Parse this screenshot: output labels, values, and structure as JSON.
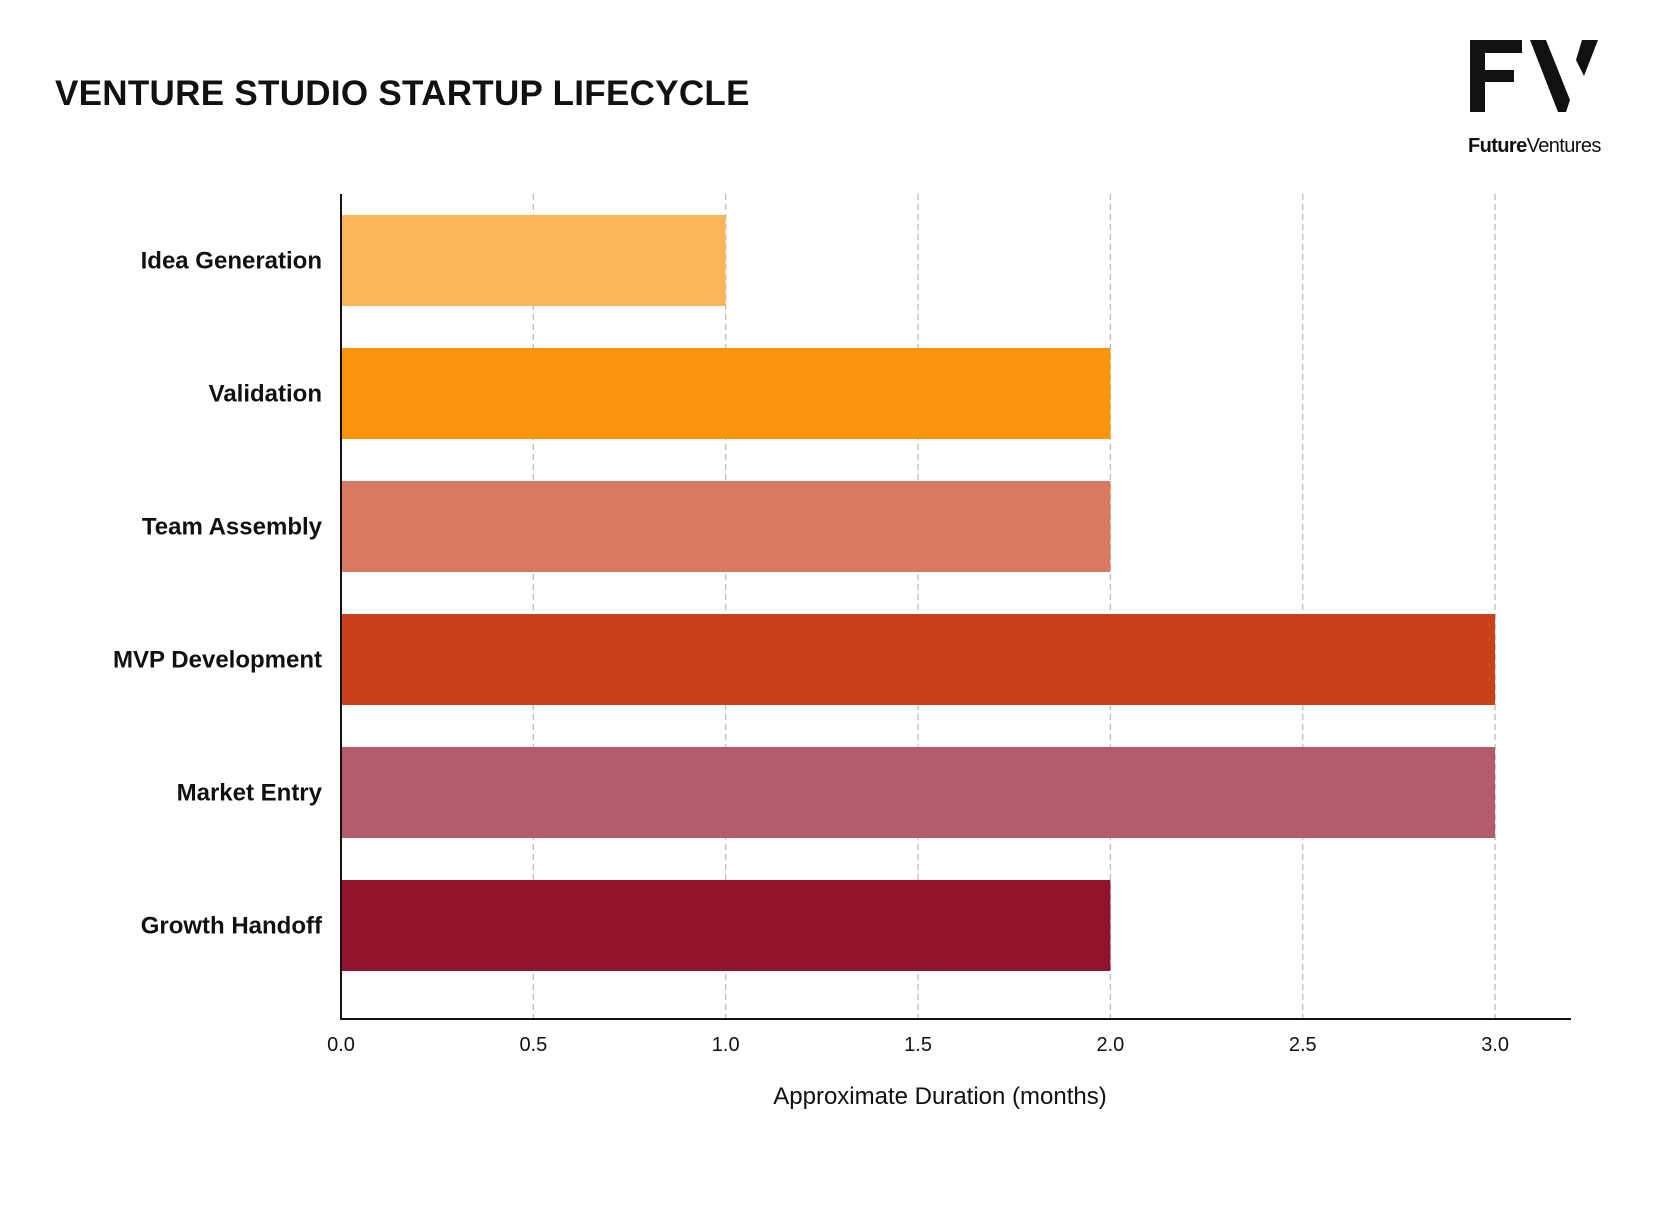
{
  "header": {
    "title": "VENTURE STUDIO STARTUP LIFECYCLE"
  },
  "logo": {
    "mark": "FV",
    "name_strong": "Future",
    "name_light": "Ventures"
  },
  "chart_data": {
    "type": "bar",
    "orientation": "horizontal",
    "title": "VENTURE STUDIO STARTUP LIFECYCLE",
    "categories": [
      "Idea Generation",
      "Validation",
      "Team Assembly",
      "MVP Development",
      "Market Entry",
      "Growth Handoff"
    ],
    "values": [
      1,
      2,
      2,
      3,
      3,
      2
    ],
    "colors": [
      "#FDB55A",
      "#FC940C",
      "#D97A60",
      "#C84118",
      "#B25C6B",
      "#92132D"
    ],
    "xlabel": "Approximate Duration (months)",
    "ylabel": "",
    "xlim": [
      0,
      3.2
    ],
    "xticks": [
      "0.0",
      "0.5",
      "1.0",
      "1.5",
      "2.0",
      "2.5",
      "3.0"
    ],
    "grid": "vertical-dashed",
    "legend": "none"
  }
}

* _Written exercise_
In the material above, tally every line with the string "values" in it, then give that number alone.

* _The solution_
2